■ Given task:
Copy out the lines of the listing word for word, beginning at the line that contains "checkmark-icon bbox=[392, 257, 410, 273]" and stopping after the line that contains "select-underline bbox=[0, 82, 418, 83]".

— Start Record list —

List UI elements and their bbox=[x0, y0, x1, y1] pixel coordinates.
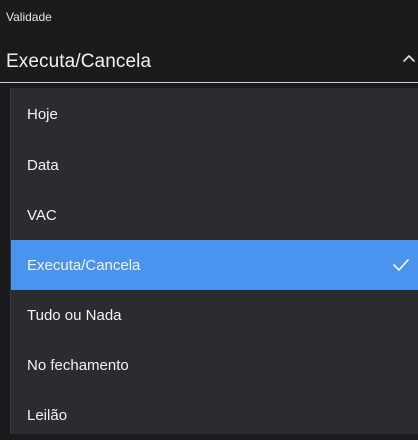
checkmark-icon bbox=[392, 257, 410, 273]
chevron-up-icon[interactable] bbox=[400, 50, 418, 68]
validity-select[interactable]: Executa/Cancela bbox=[0, 42, 418, 82]
option-tudo-ou-nada[interactable]: Tudo ou Nada bbox=[11, 290, 418, 340]
select-underline bbox=[0, 82, 418, 83]
option-label: Hoje bbox=[27, 105, 58, 123]
option-vac[interactable]: VAC bbox=[11, 190, 418, 240]
option-data[interactable]: Data bbox=[11, 140, 418, 190]
option-hoje[interactable]: Hoje bbox=[11, 88, 418, 140]
option-label: Executa/Cancela bbox=[27, 256, 141, 274]
field-label: Validade bbox=[6, 10, 52, 24]
option-leilao[interactable]: Leilão bbox=[11, 390, 418, 440]
option-label: Data bbox=[27, 156, 59, 174]
option-label: Leilão bbox=[27, 406, 68, 424]
option-no-fechamento[interactable]: No fechamento bbox=[11, 340, 418, 390]
option-label: No fechamento bbox=[27, 356, 129, 374]
option-executa-cancela[interactable]: Executa/Cancela bbox=[11, 240, 418, 290]
select-value: Executa/Cancela bbox=[6, 51, 152, 72]
option-label: Tudo ou Nada bbox=[27, 306, 122, 324]
dropdown-menu: Hoje Data VAC Executa/Cancela Tudo ou Na… bbox=[10, 88, 418, 434]
option-label: VAC bbox=[27, 206, 57, 224]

— End Record list —

■ Result below:
checkmark-icon bbox=[392, 257, 410, 273]
chevron-up-icon[interactable] bbox=[400, 50, 418, 68]
validity-select[interactable]: Executa/Cancela bbox=[0, 42, 418, 82]
option-tudo-ou-nada[interactable]: Tudo ou Nada bbox=[11, 290, 418, 340]
select-underline bbox=[0, 82, 418, 83]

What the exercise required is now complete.